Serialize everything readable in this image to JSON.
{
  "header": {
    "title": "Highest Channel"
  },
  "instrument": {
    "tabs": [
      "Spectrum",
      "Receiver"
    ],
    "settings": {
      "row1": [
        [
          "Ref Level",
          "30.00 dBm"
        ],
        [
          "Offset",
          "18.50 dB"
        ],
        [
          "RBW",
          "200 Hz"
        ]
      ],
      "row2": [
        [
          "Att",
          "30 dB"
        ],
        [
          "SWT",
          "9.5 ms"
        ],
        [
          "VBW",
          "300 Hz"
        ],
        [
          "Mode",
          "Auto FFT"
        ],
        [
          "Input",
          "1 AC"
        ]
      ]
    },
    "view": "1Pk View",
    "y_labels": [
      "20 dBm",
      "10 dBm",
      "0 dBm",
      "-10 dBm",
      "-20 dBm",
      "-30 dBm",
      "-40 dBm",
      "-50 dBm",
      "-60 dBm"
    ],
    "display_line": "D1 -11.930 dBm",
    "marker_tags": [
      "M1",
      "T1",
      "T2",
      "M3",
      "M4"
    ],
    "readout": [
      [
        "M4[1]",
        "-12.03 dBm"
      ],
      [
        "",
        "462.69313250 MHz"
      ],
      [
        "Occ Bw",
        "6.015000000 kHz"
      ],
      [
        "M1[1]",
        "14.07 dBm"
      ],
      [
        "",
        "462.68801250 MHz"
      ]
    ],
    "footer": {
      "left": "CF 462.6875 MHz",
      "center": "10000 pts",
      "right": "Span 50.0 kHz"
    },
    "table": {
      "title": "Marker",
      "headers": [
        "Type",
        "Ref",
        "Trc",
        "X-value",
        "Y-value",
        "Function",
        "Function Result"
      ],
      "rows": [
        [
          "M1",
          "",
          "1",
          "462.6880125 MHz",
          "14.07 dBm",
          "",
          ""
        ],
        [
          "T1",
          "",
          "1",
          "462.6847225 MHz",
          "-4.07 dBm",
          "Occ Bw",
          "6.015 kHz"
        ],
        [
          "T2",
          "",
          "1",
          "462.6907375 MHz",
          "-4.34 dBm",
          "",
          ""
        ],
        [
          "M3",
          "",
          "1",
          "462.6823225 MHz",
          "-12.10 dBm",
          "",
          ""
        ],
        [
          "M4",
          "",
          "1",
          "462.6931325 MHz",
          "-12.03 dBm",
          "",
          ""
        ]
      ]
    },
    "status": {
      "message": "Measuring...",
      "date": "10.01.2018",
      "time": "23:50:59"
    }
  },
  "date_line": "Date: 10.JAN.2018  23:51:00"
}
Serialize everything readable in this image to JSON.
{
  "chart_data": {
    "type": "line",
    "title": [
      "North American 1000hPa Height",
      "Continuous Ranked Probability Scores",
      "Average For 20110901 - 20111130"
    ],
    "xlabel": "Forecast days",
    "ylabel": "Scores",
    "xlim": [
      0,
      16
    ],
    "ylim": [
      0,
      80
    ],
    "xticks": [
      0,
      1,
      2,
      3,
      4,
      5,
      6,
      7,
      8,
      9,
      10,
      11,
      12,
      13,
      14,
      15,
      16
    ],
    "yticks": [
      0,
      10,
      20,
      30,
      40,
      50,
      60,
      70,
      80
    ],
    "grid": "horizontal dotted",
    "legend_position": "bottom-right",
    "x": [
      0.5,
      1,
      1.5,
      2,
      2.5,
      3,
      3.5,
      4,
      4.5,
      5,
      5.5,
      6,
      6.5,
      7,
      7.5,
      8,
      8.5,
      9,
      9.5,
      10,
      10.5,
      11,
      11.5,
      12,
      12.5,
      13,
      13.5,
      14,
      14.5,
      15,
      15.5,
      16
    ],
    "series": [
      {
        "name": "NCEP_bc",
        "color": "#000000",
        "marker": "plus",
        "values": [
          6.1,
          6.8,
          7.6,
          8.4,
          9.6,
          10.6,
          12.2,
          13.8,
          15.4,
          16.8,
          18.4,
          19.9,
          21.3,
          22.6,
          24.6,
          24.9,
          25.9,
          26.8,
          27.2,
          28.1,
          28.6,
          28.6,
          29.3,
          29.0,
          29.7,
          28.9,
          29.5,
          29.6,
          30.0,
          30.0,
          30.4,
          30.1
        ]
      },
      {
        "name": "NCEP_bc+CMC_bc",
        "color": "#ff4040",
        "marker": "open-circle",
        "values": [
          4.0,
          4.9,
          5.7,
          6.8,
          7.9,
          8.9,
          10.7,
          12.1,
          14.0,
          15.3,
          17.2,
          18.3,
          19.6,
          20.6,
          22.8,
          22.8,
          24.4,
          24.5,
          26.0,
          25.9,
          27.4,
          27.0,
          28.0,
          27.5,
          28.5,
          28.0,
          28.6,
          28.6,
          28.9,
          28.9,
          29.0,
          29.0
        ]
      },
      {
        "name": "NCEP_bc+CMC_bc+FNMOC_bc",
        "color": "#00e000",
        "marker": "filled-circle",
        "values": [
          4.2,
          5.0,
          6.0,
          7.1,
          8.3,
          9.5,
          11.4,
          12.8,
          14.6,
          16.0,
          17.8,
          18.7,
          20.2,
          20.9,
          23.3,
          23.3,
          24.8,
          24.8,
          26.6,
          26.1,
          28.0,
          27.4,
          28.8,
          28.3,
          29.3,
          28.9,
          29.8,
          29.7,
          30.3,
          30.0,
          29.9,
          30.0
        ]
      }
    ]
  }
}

◆ WHAT IS BEING ASKED ◆
Give back all the records exactly as they stand.

◆ RESPONSE BELOW ◆
Serialize everything readable in this image to JSON.
{
  "header": {
    "title": "Highest Channel"
  },
  "instrument": {
    "tabs": [
      "Spectrum",
      "Receiver"
    ],
    "settings": {
      "row1": [
        [
          "Ref Level",
          "30.00 dBm"
        ],
        [
          "Offset",
          "18.50 dB"
        ],
        [
          "RBW",
          "200 Hz"
        ]
      ],
      "row2": [
        [
          "Att",
          "30 dB"
        ],
        [
          "SWT",
          "9.5 ms"
        ],
        [
          "VBW",
          "300 Hz"
        ],
        [
          "Mode",
          "Auto FFT"
        ],
        [
          "Input",
          "1 AC"
        ]
      ]
    },
    "view": "1Pk View",
    "y_labels": [
      "20 dBm",
      "10 dBm",
      "0 dBm",
      "-10 dBm",
      "-20 dBm",
      "-30 dBm",
      "-40 dBm",
      "-50 dBm",
      "-60 dBm"
    ],
    "display_line": "D1 -11.930 dBm",
    "marker_tags": [
      "M1",
      "T1",
      "T2",
      "M3",
      "M4"
    ],
    "readout": [
      [
        "M4[1]",
        "-12.03 dBm"
      ],
      [
        "",
        "462.69313250 MHz"
      ],
      [
        "Occ Bw",
        "6.015000000 kHz"
      ],
      [
        "M1[1]",
        "14.07 dBm"
      ],
      [
        "",
        "462.68801250 MHz"
      ]
    ],
    "footer": {
      "left": "CF 462.6875 MHz",
      "center": "10000 pts",
      "right": "Span 50.0 kHz"
    },
    "table": {
      "title": "Marker",
      "headers": [
        "Type",
        "Ref",
        "Trc",
        "X-value",
        "Y-value",
        "Function",
        "Function Result"
      ],
      "rows": [
        [
          "M1",
          "",
          "1",
          "462.6880125 MHz",
          "14.07 dBm",
          "",
          ""
        ],
        [
          "T1",
          "",
          "1",
          "462.6847225 MHz",
          "-4.07 dBm",
          "Occ Bw",
          "6.015 kHz"
        ],
        [
          "T2",
          "",
          "1",
          "462.6907375 MHz",
          "-4.34 dBm",
          "",
          ""
        ],
        [
          "M3",
          "",
          "1",
          "462.6823225 MHz",
          "-12.10 dBm",
          "",
          ""
        ],
        [
          "M4",
          "",
          "1",
          "462.6931325 MHz",
          "-12.03 dBm",
          "",
          ""
        ]
      ]
    },
    "status": {
      "message": "Measuring...",
      "date": "10.01.2018",
      "time": "23:50:59"
    }
  },
  "date_line": "Date: 10.JAN.2018  23:51:00"
}
Serialize everything readable in this image to JSON.
{
  "chart_data": {
    "type": "line",
    "title": [
      "North American 1000hPa Height",
      "Continuous Ranked Probability Scores",
      "Average For 20110901 - 20111130"
    ],
    "xlabel": "Forecast days",
    "ylabel": "Scores",
    "xlim": [
      0,
      16
    ],
    "ylim": [
      0,
      80
    ],
    "xticks": [
      0,
      1,
      2,
      3,
      4,
      5,
      6,
      7,
      8,
      9,
      10,
      11,
      12,
      13,
      14,
      15,
      16
    ],
    "yticks": [
      0,
      10,
      20,
      30,
      40,
      50,
      60,
      70,
      80
    ],
    "grid": "horizontal dotted",
    "legend_position": "bottom-right",
    "x": [
      0.5,
      1,
      1.5,
      2,
      2.5,
      3,
      3.5,
      4,
      4.5,
      5,
      5.5,
      6,
      6.5,
      7,
      7.5,
      8,
      8.5,
      9,
      9.5,
      10,
      10.5,
      11,
      11.5,
      12,
      12.5,
      13,
      13.5,
      14,
      14.5,
      15,
      15.5,
      16
    ],
    "series": [
      {
        "name": "NCEP_bc",
        "color": "#000000",
        "marker": "plus",
        "values": [
          6.1,
          6.8,
          7.6,
          8.4,
          9.6,
          10.6,
          12.2,
          13.8,
          15.4,
          16.8,
          18.4,
          19.9,
          21.3,
          22.6,
          24.6,
          24.9,
          25.9,
          26.8,
          27.2,
          28.1,
          28.6,
          28.6,
          29.3,
          29.0,
          29.7,
          28.9,
          29.5,
          29.6,
          30.0,
          30.0,
          30.4,
          30.1
        ]
      },
      {
        "name": "NCEP_bc+CMC_bc",
        "color": "#ff4040",
        "marker": "open-circle",
        "values": [
          4.0,
          4.9,
          5.7,
          6.8,
          7.9,
          8.9,
          10.7,
          12.1,
          14.0,
          15.3,
          17.2,
          18.3,
          19.6,
          20.6,
          22.8,
          22.8,
          24.4,
          24.5,
          26.0,
          25.9,
          27.4,
          27.0,
          28.0,
          27.5,
          28.5,
          28.0,
          28.6,
          28.6,
          28.9,
          28.9,
          29.0,
          29.0
        ]
      },
      {
        "name": "NCEP_bc+CMC_bc+FNMOC_bc",
        "color": "#00e000",
        "marker": "filled-circle",
        "values": [
          4.2,
          5.0,
          6.0,
          7.1,
          8.3,
          9.5,
          11.4,
          12.8,
          14.6,
          16.0,
          17.8,
          18.7,
          20.2,
          20.9,
          23.3,
          23.3,
          24.8,
          24.8,
          26.6,
          26.1,
          28.0,
          27.4,
          28.8,
          28.3,
          29.3,
          28.9,
          29.8,
          29.7,
          30.3,
          30.0,
          29.9,
          30.0
        ]
      }
    ]
  }
}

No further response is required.